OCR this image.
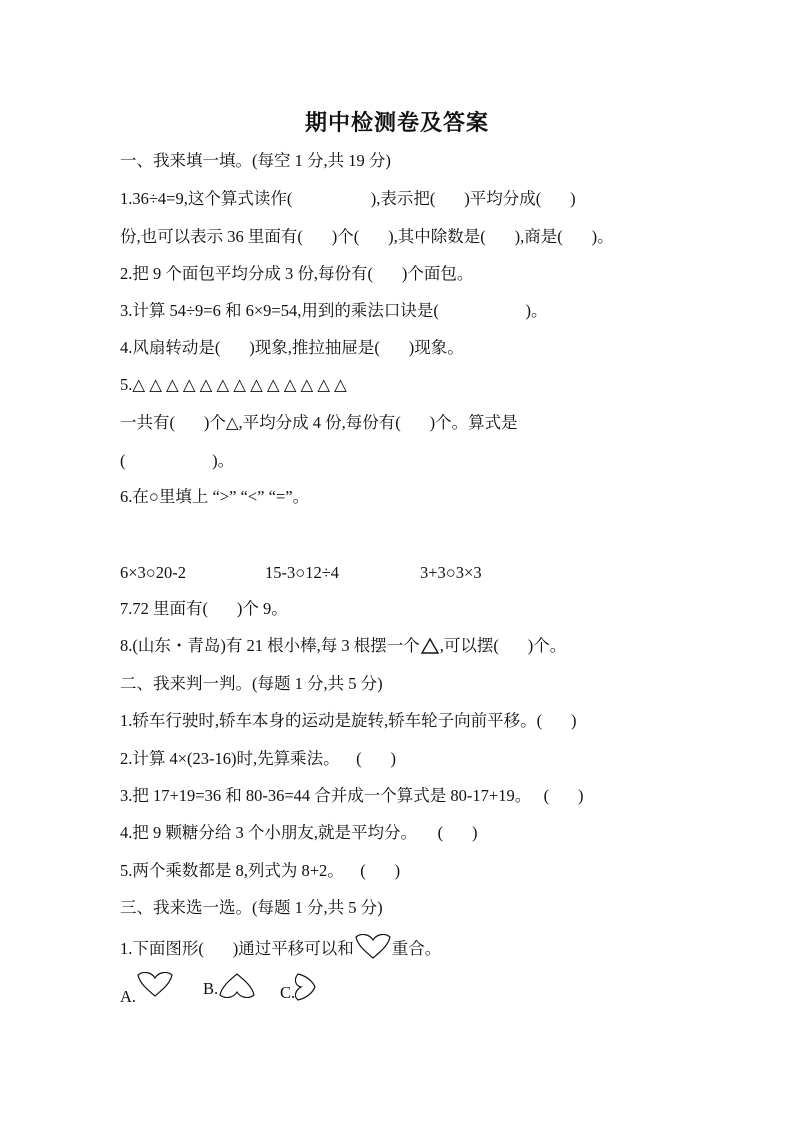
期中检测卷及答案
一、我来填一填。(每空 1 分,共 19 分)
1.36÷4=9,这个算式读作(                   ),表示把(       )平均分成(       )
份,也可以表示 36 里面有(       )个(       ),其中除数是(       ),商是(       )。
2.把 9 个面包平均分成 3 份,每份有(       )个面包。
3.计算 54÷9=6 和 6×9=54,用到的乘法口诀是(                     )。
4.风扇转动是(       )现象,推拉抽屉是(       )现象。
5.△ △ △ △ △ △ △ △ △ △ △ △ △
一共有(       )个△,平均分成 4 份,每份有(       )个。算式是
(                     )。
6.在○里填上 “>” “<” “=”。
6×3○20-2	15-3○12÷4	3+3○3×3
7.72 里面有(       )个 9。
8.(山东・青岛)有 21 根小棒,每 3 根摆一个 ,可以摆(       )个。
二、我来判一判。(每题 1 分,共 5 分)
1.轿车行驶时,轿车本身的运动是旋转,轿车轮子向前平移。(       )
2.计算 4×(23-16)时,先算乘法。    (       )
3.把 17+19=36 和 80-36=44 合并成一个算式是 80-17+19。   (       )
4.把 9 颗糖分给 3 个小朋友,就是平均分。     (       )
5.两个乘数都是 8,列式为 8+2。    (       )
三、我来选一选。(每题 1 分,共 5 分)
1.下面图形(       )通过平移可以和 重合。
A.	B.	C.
■ ■ ■ ■ ■ ■ ■
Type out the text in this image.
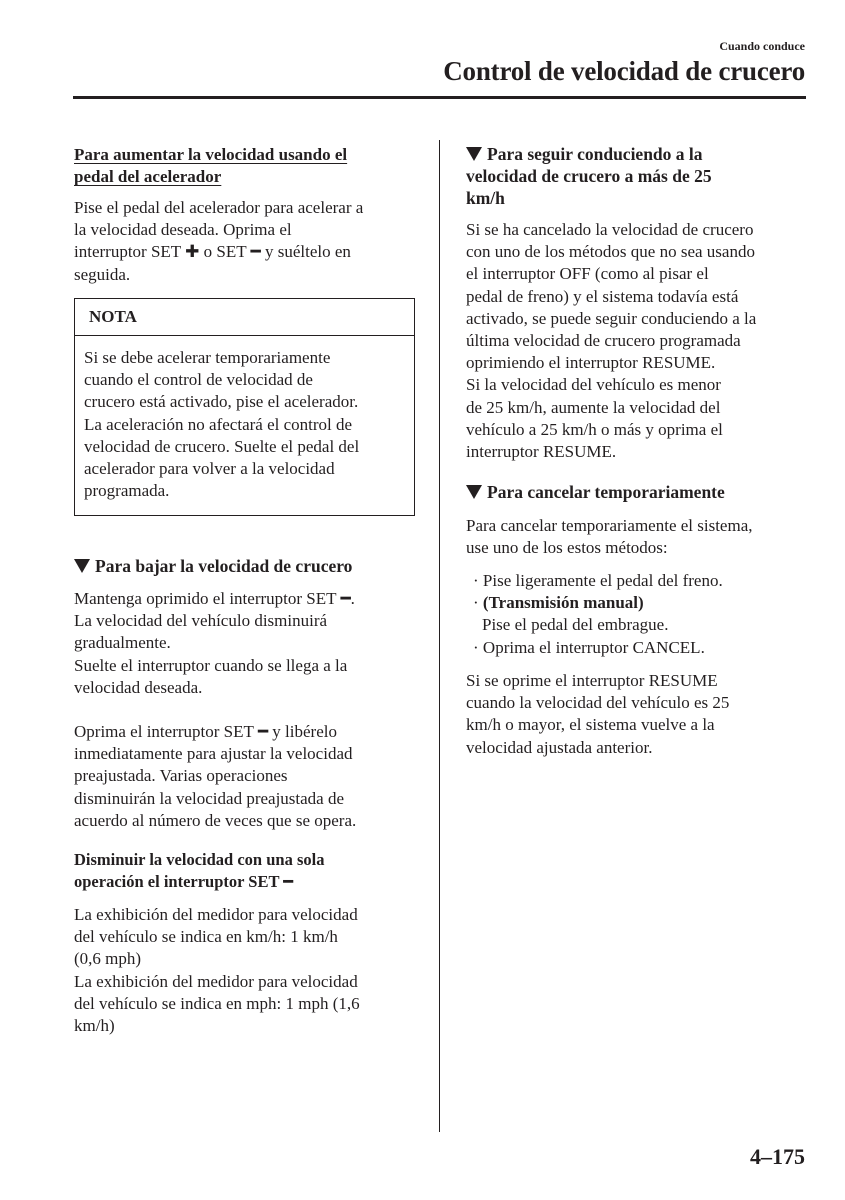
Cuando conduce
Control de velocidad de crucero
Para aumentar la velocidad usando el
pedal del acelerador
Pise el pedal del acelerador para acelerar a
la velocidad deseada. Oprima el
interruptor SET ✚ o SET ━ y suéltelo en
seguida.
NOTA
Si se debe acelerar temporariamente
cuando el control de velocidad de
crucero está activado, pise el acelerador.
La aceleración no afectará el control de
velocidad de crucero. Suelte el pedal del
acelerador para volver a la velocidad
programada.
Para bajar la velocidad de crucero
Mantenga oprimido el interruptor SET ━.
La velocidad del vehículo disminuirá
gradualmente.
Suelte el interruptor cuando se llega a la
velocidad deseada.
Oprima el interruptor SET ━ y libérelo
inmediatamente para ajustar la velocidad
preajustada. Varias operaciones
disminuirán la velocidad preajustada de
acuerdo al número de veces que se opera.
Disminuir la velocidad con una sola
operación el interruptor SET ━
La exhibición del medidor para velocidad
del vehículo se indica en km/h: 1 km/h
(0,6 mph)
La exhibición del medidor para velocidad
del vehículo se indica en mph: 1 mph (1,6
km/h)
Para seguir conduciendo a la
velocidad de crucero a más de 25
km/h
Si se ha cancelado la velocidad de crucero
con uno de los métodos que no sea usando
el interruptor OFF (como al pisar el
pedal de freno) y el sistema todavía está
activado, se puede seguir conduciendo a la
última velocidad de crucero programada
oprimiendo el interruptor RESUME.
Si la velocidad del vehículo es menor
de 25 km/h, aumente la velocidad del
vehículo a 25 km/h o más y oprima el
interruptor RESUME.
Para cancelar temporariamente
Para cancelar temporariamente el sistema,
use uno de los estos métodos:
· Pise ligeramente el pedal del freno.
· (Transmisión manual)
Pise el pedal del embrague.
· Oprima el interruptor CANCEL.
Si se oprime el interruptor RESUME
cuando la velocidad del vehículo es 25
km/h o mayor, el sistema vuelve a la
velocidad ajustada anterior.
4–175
■ ■ ■ ■ ■ ■ ■
* Exercise instructions:
Scan the listing above. Collect all lines with the word "crucero".

* Answer to this problem:
Control de velocidad de crucero
crucero está activado, pise el acelerador.
velocidad de crucero. Suelte el pedal del
Para bajar la velocidad de crucero
velocidad de crucero a más de 25
Si se ha cancelado la velocidad de crucero
última velocidad de crucero programada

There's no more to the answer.